start

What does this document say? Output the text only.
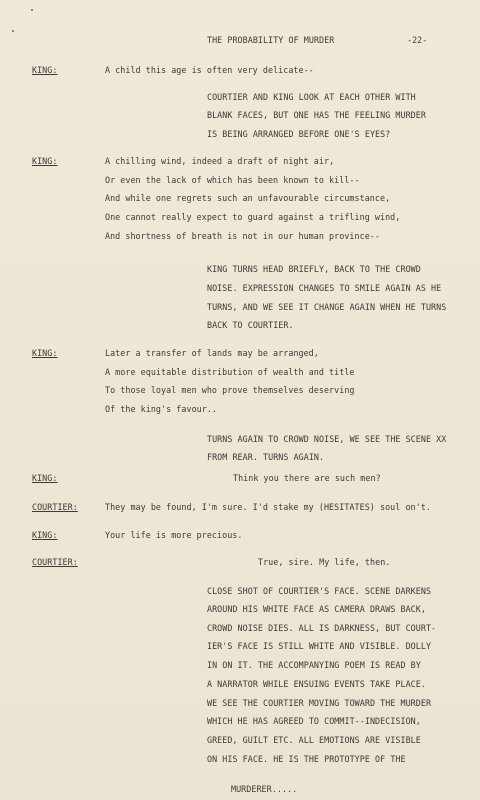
THE PROBABILITY OF MURDER	-22-
KING:	A child this age is often very delicate--
COURTIER AND KING LOOK AT EACH OTHER WITH
BLANK FACES, BUT ONE HAS THE FEELING MURDER
IS BEING ARRANGED BEFORE ONE'S EYES?
KING:	A chilling wind, indeed a draft of night air,
Or even the lack of which has been known to kill--
And while one regrets such an unfavourable circumstance,
One cannot really expect to guard against a trifling wind,
And shortness of breath is not in our human province--
KING TURNS HEAD BRIEFLY, BACK TO THE CROWD
NOISE. EXPRESSION CHANGES TO SMILE AGAIN AS HE
TURNS, AND WE SEE IT CHANGE AGAIN WHEN HE TURNS
BACK TO COURTIER.
KING:	Later a transfer of lands may be arranged,
A more equitable distribution of wealth and title
To those loyal men who prove themselves deserving
Of the king's favour..
TURNS AGAIN TO CROWD NOISE, WE SEE THE SCENE XX
FROM REAR. TURNS AGAIN.
KING:	Think you there are such men?
COURTIER:	They may be found, I'm sure. I'd stake my (HESITATES) soul on't.
KING:	Your life is more precious.
COURTIER:	True, sire. My life, then.
CLOSE SHOT OF COURTIER'S FACE. SCENE DARKENS
AROUND HIS WHITE FACE AS CAMERA DRAWS BACK,
CROWD NOISE DIES. ALL IS DARKNESS, BUT COURT-
IER'S FACE IS STILL WHITE AND VISIBLE. DOLLY
IN ON IT. THE ACCOMPANYING POEM IS READ BY
A NARRATOR WHILE ENSUING EVENTS TAKE PLACE.
WE SEE THE COURTIER MOVING TOWARD THE MURDER
WHICH HE HAS AGREED TO COMMIT--INDECISION,
GREED, GUILT ETC. ALL EMOTIONS ARE VISIBLE
ON HIS FACE. HE IS THE PROTOTYPE OF THE
MURDERER.....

end

What you are asked to do
Leave the pictures out and output the rest of the listing exactly.

Result of this exercise
What does this document say? Output the text only.
THE PROBABILITY OF MURDER	-22-
KING:	A child this age is often very delicate--
COURTIER AND KING LOOK AT EACH OTHER WITH
BLANK FACES, BUT ONE HAS THE FEELING MURDER
IS BEING ARRANGED BEFORE ONE'S EYES?
KING:	A chilling wind, indeed a draft of night air,
Or even the lack of which has been known to kill--
And while one regrets such an unfavourable circumstance,
One cannot really expect to guard against a trifling wind,
And shortness of breath is not in our human province--
KING TURNS HEAD BRIEFLY, BACK TO THE CROWD
NOISE. EXPRESSION CHANGES TO SMILE AGAIN AS HE
TURNS, AND WE SEE IT CHANGE AGAIN WHEN HE TURNS
BACK TO COURTIER.
KING:	Later a transfer of lands may be arranged,
A more equitable distribution of wealth and title
To those loyal men who prove themselves deserving
Of the king's favour..
TURNS AGAIN TO CROWD NOISE, WE SEE THE SCENE XX
FROM REAR. TURNS AGAIN.
KING:	Think you there are such men?
COURTIER:	They may be found, I'm sure. I'd stake my (HESITATES) soul on't.
KING:	Your life is more precious.
COURTIER:	True, sire. My life, then.
CLOSE SHOT OF COURTIER'S FACE. SCENE DARKENS
AROUND HIS WHITE FACE AS CAMERA DRAWS BACK,
CROWD NOISE DIES. ALL IS DARKNESS, BUT COURT-
IER'S FACE IS STILL WHITE AND VISIBLE. DOLLY
IN ON IT. THE ACCOMPANYING POEM IS READ BY
A NARRATOR WHILE ENSUING EVENTS TAKE PLACE.
WE SEE THE COURTIER MOVING TOWARD THE MURDER
WHICH HE HAS AGREED TO COMMIT--INDECISION,
GREED, GUILT ETC. ALL EMOTIONS ARE VISIBLE
ON HIS FACE. HE IS THE PROTOTYPE OF THE
MURDERER.....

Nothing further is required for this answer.